[TASK STATEMENT]
Your task is to print all of the material verbatim.

[GIVEN RECORDS]
────

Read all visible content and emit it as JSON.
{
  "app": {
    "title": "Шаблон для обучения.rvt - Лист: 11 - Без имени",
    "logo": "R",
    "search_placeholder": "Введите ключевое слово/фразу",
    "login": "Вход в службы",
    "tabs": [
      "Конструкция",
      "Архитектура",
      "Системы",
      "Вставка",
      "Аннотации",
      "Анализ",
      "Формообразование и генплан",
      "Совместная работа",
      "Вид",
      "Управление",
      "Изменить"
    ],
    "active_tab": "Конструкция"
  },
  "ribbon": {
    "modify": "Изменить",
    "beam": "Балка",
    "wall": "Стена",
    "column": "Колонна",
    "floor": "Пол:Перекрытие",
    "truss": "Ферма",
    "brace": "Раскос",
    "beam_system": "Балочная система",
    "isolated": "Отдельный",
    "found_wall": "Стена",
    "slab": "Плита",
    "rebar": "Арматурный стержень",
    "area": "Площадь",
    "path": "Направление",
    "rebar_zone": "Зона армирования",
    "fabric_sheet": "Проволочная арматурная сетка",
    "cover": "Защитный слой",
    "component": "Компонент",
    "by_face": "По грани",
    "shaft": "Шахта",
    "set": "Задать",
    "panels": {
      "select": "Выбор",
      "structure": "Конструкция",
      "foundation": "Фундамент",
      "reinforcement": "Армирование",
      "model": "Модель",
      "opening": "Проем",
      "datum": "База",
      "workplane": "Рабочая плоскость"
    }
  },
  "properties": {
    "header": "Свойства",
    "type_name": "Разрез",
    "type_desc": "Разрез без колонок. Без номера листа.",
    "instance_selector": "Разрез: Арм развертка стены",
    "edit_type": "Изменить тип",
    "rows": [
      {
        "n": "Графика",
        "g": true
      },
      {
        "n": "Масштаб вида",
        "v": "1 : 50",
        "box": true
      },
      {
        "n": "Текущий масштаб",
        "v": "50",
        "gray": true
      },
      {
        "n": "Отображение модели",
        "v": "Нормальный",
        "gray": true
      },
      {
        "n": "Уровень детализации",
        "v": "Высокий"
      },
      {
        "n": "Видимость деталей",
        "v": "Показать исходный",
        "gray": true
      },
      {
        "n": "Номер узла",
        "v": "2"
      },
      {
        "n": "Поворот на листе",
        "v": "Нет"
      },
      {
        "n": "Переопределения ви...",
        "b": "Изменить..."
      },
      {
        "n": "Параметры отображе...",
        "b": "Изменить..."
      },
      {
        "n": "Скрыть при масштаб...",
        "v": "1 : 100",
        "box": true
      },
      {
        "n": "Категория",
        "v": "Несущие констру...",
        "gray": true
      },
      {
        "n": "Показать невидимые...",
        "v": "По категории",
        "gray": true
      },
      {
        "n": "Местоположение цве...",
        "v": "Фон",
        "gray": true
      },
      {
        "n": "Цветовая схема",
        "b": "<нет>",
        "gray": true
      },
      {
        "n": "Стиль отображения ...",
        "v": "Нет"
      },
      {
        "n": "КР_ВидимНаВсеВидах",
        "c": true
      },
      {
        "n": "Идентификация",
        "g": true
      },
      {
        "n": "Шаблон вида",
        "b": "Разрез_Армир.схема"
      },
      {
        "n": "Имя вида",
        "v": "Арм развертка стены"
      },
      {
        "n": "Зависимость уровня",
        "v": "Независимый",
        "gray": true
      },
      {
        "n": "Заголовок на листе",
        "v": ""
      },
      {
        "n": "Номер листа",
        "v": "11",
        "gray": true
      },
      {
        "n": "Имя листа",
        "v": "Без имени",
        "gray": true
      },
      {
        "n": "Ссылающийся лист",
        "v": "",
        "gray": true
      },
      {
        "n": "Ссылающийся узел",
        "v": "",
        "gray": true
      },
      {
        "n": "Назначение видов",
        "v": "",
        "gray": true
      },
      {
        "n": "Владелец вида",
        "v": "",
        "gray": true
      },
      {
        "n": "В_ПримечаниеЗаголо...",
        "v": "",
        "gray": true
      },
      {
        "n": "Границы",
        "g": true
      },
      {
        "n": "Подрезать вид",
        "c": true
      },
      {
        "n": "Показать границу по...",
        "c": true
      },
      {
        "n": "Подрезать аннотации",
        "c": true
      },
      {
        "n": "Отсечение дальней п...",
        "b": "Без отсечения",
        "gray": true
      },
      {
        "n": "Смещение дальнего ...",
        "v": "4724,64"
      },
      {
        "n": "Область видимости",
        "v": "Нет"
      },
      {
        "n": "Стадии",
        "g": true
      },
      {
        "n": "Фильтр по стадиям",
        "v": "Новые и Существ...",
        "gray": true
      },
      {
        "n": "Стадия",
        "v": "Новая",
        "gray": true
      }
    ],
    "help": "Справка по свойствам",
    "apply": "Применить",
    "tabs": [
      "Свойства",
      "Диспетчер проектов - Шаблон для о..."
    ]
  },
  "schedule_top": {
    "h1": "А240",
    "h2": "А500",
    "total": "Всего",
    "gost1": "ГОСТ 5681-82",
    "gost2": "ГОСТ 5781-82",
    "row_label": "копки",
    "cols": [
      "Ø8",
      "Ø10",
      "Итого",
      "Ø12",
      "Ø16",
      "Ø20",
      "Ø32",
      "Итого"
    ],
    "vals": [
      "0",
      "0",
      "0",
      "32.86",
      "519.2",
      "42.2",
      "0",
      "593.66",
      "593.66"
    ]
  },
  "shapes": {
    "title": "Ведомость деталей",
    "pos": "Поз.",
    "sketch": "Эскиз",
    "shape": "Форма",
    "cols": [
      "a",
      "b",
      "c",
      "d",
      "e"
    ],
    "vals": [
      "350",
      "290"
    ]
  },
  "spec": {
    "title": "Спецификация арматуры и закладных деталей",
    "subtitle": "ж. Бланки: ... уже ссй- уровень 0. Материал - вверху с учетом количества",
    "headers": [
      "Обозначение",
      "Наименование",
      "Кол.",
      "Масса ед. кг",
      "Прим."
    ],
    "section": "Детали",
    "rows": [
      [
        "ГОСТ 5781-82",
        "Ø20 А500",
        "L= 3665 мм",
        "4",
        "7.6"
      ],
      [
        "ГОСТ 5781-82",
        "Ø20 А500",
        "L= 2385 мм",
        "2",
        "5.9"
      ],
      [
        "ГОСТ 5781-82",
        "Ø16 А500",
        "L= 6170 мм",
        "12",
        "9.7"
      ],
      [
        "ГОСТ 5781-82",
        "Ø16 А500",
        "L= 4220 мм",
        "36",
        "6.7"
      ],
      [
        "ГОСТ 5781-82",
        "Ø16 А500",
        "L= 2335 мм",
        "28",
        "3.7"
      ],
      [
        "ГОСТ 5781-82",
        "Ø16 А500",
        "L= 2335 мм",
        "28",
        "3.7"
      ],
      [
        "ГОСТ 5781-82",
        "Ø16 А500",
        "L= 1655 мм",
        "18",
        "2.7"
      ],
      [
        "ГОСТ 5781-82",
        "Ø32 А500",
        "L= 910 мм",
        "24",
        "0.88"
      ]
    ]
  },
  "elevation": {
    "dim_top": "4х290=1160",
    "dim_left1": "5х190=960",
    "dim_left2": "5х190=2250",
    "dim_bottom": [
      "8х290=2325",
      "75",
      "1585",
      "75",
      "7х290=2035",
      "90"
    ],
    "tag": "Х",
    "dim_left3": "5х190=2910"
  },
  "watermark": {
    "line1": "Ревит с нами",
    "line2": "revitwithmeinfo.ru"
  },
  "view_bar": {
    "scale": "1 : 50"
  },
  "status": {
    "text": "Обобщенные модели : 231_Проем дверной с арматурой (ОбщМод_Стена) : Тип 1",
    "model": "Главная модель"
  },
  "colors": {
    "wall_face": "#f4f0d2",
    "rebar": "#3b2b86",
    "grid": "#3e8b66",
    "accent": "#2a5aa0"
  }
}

────

[SOLUTION]
Read all visible content and emit it as JSON.
{
  "app": {
    "title": "Шаблон для обучения.rvt - Лист: 11 - Без имени",
    "logo": "R",
    "search_placeholder": "Введите ключевое слово/фразу",
    "login": "Вход в службы",
    "tabs": [
      "Конструкция",
      "Архитектура",
      "Системы",
      "Вставка",
      "Аннотации",
      "Анализ",
      "Формообразование и генплан",
      "Совместная работа",
      "Вид",
      "Управление",
      "Изменить"
    ],
    "active_tab": "Конструкция"
  },
  "ribbon": {
    "modify": "Изменить",
    "beam": "Балка",
    "wall": "Стена",
    "column": "Колонна",
    "floor": "Пол:Перекрытие",
    "truss": "Ферма",
    "brace": "Раскос",
    "beam_system": "Балочная система",
    "isolated": "Отдельный",
    "found_wall": "Стена",
    "slab": "Плита",
    "rebar": "Арматурный стержень",
    "area": "Площадь",
    "path": "Направление",
    "rebar_zone": "Зона армирования",
    "fabric_sheet": "Проволочная арматурная сетка",
    "cover": "Защитный слой",
    "component": "Компонент",
    "by_face": "По грани",
    "shaft": "Шахта",
    "set": "Задать",
    "panels": {
      "select": "Выбор",
      "structure": "Конструкция",
      "foundation": "Фундамент",
      "reinforcement": "Армирование",
      "model": "Модель",
      "opening": "Проем",
      "datum": "База",
      "workplane": "Рабочая плоскость"
    }
  },
  "properties": {
    "header": "Свойства",
    "type_name": "Разрез",
    "type_desc": "Разрез без колонок. Без номера листа.",
    "instance_selector": "Разрез: Арм развертка стены",
    "edit_type": "Изменить тип",
    "rows": [
      {
        "n": "Графика",
        "g": true
      },
      {
        "n": "Масштаб вида",
        "v": "1 : 50",
        "box": true
      },
      {
        "n": "Текущий масштаб",
        "v": "50",
        "gray": true
      },
      {
        "n": "Отображение модели",
        "v": "Нормальный",
        "gray": true
      },
      {
        "n": "Уровень детализации",
        "v": "Высокий"
      },
      {
        "n": "Видимость деталей",
        "v": "Показать исходный",
        "gray": true
      },
      {
        "n": "Номер узла",
        "v": "2"
      },
      {
        "n": "Поворот на листе",
        "v": "Нет"
      },
      {
        "n": "Переопределения ви...",
        "b": "Изменить..."
      },
      {
        "n": "Параметры отображе...",
        "b": "Изменить..."
      },
      {
        "n": "Скрыть при масштаб...",
        "v": "1 : 100",
        "box": true
      },
      {
        "n": "Категория",
        "v": "Несущие констру...",
        "gray": true
      },
      {
        "n": "Показать невидимые...",
        "v": "По категории",
        "gray": true
      },
      {
        "n": "Местоположение цве...",
        "v": "Фон",
        "gray": true
      },
      {
        "n": "Цветовая схема",
        "b": "<нет>",
        "gray": true
      },
      {
        "n": "Стиль отображения ...",
        "v": "Нет"
      },
      {
        "n": "КР_ВидимНаВсеВидах",
        "c": true
      },
      {
        "n": "Идентификация",
        "g": true
      },
      {
        "n": "Шаблон вида",
        "b": "Разрез_Армир.схема"
      },
      {
        "n": "Имя вида",
        "v": "Арм развертка стены"
      },
      {
        "n": "Зависимость уровня",
        "v": "Независимый",
        "gray": true
      },
      {
        "n": "Заголовок на листе",
        "v": ""
      },
      {
        "n": "Номер листа",
        "v": "11",
        "gray": true
      },
      {
        "n": "Имя листа",
        "v": "Без имени",
        "gray": true
      },
      {
        "n": "Ссылающийся лист",
        "v": "",
        "gray": true
      },
      {
        "n": "Ссылающийся узел",
        "v": "",
        "gray": true
      },
      {
        "n": "Назначение видов",
        "v": "",
        "gray": true
      },
      {
        "n": "Владелец вида",
        "v": "",
        "gray": true
      },
      {
        "n": "В_ПримечаниеЗаголо...",
        "v": "",
        "gray": true
      },
      {
        "n": "Границы",
        "g": true
      },
      {
        "n": "Подрезать вид",
        "c": true
      },
      {
        "n": "Показать границу по...",
        "c": true
      },
      {
        "n": "Подрезать аннотации",
        "c": true
      },
      {
        "n": "Отсечение дальней п...",
        "b": "Без отсечения",
        "gray": true
      },
      {
        "n": "Смещение дальнего ...",
        "v": "4724,64"
      },
      {
        "n": "Область видимости",
        "v": "Нет"
      },
      {
        "n": "Стадии",
        "g": true
      },
      {
        "n": "Фильтр по стадиям",
        "v": "Новые и Существ...",
        "gray": true
      },
      {
        "n": "Стадия",
        "v": "Новая",
        "gray": true
      }
    ],
    "help": "Справка по свойствам",
    "apply": "Применить",
    "tabs": [
      "Свойства",
      "Диспетчер проектов - Шаблон для о..."
    ]
  },
  "schedule_top": {
    "h1": "А240",
    "h2": "А500",
    "total": "Всего",
    "gost1": "ГОСТ 5681-82",
    "gost2": "ГОСТ 5781-82",
    "row_label": "копки",
    "cols": [
      "Ø8",
      "Ø10",
      "Итого",
      "Ø12",
      "Ø16",
      "Ø20",
      "Ø32",
      "Итого"
    ],
    "vals": [
      "0",
      "0",
      "0",
      "32.86",
      "519.2",
      "42.2",
      "0",
      "593.66",
      "593.66"
    ]
  },
  "shapes": {
    "title": "Ведомость деталей",
    "pos": "Поз.",
    "sketch": "Эскиз",
    "shape": "Форма",
    "cols": [
      "a",
      "b",
      "c",
      "d",
      "e"
    ],
    "vals": [
      "350",
      "290"
    ]
  },
  "spec": {
    "title": "Спецификация арматуры и закладных деталей",
    "subtitle": "ж. Бланки: ... уже ссй- уровень 0. Материал - вверху с учетом количества",
    "headers": [
      "Обозначение",
      "Наименование",
      "Кол.",
      "Масса ед. кг",
      "Прим."
    ],
    "section": "Детали",
    "rows": [
      [
        "ГОСТ 5781-82",
        "Ø20 А500",
        "L= 3665 мм",
        "4",
        "7.6"
      ],
      [
        "ГОСТ 5781-82",
        "Ø20 А500",
        "L= 2385 мм",
        "2",
        "5.9"
      ],
      [
        "ГОСТ 5781-82",
        "Ø16 А500",
        "L= 6170 мм",
        "12",
        "9.7"
      ],
      [
        "ГОСТ 5781-82",
        "Ø16 А500",
        "L= 4220 мм",
        "36",
        "6.7"
      ],
      [
        "ГОСТ 5781-82",
        "Ø16 А500",
        "L= 2335 мм",
        "28",
        "3.7"
      ],
      [
        "ГОСТ 5781-82",
        "Ø16 А500",
        "L= 2335 мм",
        "28",
        "3.7"
      ],
      [
        "ГОСТ 5781-82",
        "Ø16 А500",
        "L= 1655 мм",
        "18",
        "2.7"
      ],
      [
        "ГОСТ 5781-82",
        "Ø32 А500",
        "L= 910 мм",
        "24",
        "0.88"
      ]
    ]
  },
  "elevation": {
    "dim_top": "4х290=1160",
    "dim_left1": "5х190=960",
    "dim_left2": "5х190=2250",
    "dim_bottom": [
      "8х290=2325",
      "75",
      "1585",
      "75",
      "7х290=2035",
      "90"
    ],
    "tag": "Х",
    "dim_left3": "5х190=2910"
  },
  "watermark": {
    "line1": "Ревит с нами",
    "line2": "revitwithmeinfo.ru"
  },
  "view_bar": {
    "scale": "1 : 50"
  },
  "status": {
    "text": "Обобщенные модели : 231_Проем дверной с арматурой (ОбщМод_Стена) : Тип 1",
    "model": "Главная модель"
  },
  "colors": {
    "wall_face": "#f4f0d2",
    "rebar": "#3b2b86",
    "grid": "#3e8b66",
    "accent": "#2a5aa0"
  }
}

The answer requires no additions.